INSTRUCTION: Reproduce the data verbatim, starting at its first line and ending with the line that contains "39, 152, 49]", both ends included.

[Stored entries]

┌────────

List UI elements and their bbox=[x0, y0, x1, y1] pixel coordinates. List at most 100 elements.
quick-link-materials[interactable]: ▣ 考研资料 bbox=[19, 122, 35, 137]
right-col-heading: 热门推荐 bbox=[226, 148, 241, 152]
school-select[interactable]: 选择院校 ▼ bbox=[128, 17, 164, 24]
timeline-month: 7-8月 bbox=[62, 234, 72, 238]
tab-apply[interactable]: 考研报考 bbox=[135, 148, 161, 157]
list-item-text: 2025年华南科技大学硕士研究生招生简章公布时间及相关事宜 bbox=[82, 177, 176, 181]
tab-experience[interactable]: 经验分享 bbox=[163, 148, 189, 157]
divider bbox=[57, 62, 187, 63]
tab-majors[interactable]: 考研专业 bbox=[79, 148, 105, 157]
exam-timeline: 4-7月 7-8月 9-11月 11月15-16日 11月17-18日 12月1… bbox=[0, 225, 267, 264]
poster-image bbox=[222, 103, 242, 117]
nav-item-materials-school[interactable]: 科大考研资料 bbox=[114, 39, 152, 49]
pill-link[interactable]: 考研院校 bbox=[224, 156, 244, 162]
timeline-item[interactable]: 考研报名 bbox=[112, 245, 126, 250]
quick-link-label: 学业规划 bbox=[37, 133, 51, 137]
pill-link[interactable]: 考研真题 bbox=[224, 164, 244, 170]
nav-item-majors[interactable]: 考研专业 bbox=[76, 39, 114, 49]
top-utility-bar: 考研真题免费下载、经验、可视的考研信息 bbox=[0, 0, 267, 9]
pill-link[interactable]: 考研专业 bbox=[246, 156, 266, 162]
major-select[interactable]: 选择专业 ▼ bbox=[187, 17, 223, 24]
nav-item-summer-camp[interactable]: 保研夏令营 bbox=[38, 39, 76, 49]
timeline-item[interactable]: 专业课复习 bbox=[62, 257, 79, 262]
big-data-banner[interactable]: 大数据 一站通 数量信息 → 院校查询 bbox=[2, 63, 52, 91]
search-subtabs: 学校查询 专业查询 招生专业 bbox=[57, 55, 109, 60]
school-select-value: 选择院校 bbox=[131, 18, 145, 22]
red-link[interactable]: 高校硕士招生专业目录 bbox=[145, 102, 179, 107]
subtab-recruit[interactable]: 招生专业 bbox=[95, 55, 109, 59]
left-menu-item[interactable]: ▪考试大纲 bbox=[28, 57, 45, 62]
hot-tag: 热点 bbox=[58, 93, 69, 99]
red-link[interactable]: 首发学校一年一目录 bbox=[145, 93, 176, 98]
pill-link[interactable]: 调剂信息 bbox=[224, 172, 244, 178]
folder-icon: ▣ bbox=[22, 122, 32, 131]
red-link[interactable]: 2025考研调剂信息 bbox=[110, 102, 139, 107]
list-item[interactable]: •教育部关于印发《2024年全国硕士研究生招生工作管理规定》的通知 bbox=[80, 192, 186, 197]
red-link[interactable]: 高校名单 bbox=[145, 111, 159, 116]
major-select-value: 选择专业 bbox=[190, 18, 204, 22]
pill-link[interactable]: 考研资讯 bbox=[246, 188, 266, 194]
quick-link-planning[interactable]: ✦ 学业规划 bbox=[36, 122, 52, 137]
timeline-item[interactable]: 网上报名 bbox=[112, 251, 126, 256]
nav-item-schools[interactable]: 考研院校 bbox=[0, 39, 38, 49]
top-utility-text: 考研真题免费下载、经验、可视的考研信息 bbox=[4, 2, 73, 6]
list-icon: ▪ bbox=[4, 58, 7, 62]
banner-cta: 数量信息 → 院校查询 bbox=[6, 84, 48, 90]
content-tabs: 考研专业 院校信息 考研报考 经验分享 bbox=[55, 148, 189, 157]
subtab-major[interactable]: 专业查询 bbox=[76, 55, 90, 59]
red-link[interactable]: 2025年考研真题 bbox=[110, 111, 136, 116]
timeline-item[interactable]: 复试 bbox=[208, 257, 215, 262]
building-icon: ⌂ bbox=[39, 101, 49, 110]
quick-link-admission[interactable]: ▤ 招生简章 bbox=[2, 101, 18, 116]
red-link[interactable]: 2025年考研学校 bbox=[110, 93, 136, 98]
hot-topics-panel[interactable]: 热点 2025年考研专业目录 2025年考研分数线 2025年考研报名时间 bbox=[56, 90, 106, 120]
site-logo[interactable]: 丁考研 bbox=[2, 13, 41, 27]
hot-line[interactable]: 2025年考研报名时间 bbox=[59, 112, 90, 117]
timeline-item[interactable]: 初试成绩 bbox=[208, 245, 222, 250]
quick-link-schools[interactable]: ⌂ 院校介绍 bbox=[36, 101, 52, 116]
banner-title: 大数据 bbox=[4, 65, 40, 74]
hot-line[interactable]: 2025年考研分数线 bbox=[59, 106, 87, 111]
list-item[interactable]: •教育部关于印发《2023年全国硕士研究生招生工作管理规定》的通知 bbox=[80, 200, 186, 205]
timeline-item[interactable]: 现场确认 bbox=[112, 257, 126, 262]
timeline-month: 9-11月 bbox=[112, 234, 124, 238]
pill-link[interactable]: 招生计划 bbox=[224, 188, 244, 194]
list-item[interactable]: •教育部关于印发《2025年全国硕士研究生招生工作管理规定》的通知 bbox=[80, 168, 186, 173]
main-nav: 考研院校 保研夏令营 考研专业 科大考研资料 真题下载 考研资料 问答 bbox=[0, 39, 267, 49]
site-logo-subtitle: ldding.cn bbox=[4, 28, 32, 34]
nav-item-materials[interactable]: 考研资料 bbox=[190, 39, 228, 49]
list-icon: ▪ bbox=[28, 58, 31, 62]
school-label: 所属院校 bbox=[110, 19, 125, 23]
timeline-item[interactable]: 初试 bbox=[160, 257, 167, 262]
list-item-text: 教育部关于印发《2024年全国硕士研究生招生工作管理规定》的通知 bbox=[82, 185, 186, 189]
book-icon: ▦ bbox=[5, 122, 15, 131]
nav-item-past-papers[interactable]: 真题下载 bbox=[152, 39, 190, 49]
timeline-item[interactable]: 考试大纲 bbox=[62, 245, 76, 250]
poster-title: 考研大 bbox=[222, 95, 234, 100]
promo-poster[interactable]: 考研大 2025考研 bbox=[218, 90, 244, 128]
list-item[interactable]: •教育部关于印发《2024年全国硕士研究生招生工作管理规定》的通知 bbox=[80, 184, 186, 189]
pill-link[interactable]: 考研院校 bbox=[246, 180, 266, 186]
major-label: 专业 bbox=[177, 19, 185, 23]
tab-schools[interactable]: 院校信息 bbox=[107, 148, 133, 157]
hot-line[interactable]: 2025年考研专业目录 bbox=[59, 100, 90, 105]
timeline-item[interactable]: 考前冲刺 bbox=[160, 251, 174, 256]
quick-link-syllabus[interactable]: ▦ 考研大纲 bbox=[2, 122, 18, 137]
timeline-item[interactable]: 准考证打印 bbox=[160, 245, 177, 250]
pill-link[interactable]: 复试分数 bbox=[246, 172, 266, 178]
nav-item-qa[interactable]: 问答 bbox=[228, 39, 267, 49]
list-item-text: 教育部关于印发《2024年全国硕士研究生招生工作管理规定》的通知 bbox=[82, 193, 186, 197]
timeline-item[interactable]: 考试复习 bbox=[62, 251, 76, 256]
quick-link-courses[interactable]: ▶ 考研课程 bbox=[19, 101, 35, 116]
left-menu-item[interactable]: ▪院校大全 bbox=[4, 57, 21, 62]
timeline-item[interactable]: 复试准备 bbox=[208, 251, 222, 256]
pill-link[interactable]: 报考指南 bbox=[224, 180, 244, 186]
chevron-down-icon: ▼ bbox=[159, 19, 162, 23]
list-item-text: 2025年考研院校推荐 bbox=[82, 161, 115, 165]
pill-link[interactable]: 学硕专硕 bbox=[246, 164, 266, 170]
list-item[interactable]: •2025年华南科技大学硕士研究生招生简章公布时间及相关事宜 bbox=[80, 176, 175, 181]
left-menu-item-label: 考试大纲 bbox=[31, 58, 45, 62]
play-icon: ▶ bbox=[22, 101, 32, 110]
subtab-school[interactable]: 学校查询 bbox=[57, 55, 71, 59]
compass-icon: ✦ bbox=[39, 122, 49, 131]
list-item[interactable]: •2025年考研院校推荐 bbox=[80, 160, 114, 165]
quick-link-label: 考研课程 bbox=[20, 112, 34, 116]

└────────

EXPECTED OUTPUT:
List UI elements and their bbox=[x0, y0, x1, y1] pixel coordinates. List at most 100 elements.
quick-link-materials[interactable]: ▣ 考研资料 bbox=[19, 122, 35, 137]
right-col-heading: 热门推荐 bbox=[226, 148, 241, 152]
school-select[interactable]: 选择院校 ▼ bbox=[128, 17, 164, 24]
timeline-month: 7-8月 bbox=[62, 234, 72, 238]
tab-apply[interactable]: 考研报考 bbox=[135, 148, 161, 157]
list-item-text: 2025年华南科技大学硕士研究生招生简章公布时间及相关事宜 bbox=[82, 177, 176, 181]
tab-experience[interactable]: 经验分享 bbox=[163, 148, 189, 157]
divider bbox=[57, 62, 187, 63]
tab-majors[interactable]: 考研专业 bbox=[79, 148, 105, 157]
exam-timeline: 4-7月 7-8月 9-11月 11月15-16日 11月17-18日 12月1… bbox=[0, 225, 267, 264]
poster-image bbox=[222, 103, 242, 117]
nav-item-materials-school[interactable]: 科大考研资料 bbox=[114, 39, 152, 49]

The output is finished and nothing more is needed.